_Stored entries:_
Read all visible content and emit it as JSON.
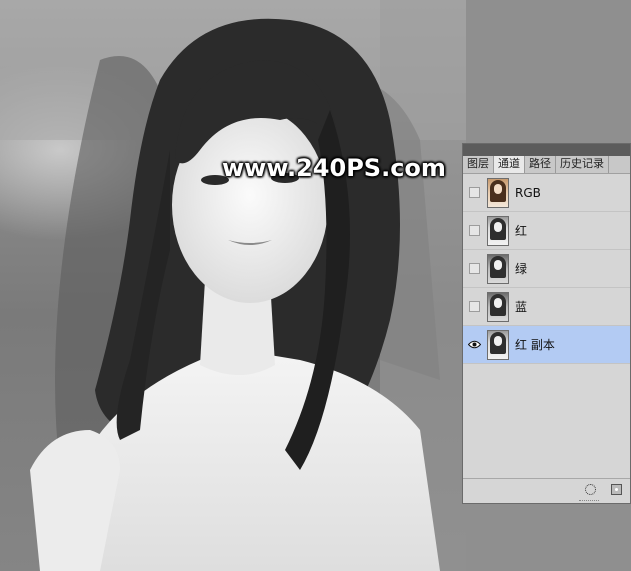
{
  "watermark": "www.240PS.com",
  "panel": {
    "tabs": [
      {
        "label": "图层",
        "active": false
      },
      {
        "label": "通道",
        "active": true
      },
      {
        "label": "路径",
        "active": false
      },
      {
        "label": "历史记录",
        "active": false
      }
    ],
    "channels": [
      {
        "label": "RGB",
        "visible": false,
        "selected": false
      },
      {
        "label": "红",
        "visible": false,
        "selected": false
      },
      {
        "label": "绿",
        "visible": false,
        "selected": false
      },
      {
        "label": "蓝",
        "visible": false,
        "selected": false
      },
      {
        "label": "红 副本",
        "visible": true,
        "selected": true
      }
    ],
    "footer_icons": [
      "load-channel-as-selection-icon",
      "save-selection-as-channel-icon"
    ]
  },
  "colors": {
    "selected_row": "#b3cbf3",
    "panel_bg": "#d6d6d6",
    "work_area": "#8f8f8f"
  }
}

_The task:_
Keep the pictures out of the copy and return the rest of the data above exactly.

_Written answer:_
Read all visible content and emit it as JSON.
{
  "watermark": "www.240PS.com",
  "panel": {
    "tabs": [
      {
        "label": "图层",
        "active": false
      },
      {
        "label": "通道",
        "active": true
      },
      {
        "label": "路径",
        "active": false
      },
      {
        "label": "历史记录",
        "active": false
      }
    ],
    "channels": [
      {
        "label": "RGB",
        "visible": false,
        "selected": false
      },
      {
        "label": "红",
        "visible": false,
        "selected": false
      },
      {
        "label": "绿",
        "visible": false,
        "selected": false
      },
      {
        "label": "蓝",
        "visible": false,
        "selected": false
      },
      {
        "label": "红 副本",
        "visible": true,
        "selected": true
      }
    ],
    "footer_icons": [
      "load-channel-as-selection-icon",
      "save-selection-as-channel-icon"
    ]
  },
  "colors": {
    "selected_row": "#b3cbf3",
    "panel_bg": "#d6d6d6",
    "work_area": "#8f8f8f"
  }
}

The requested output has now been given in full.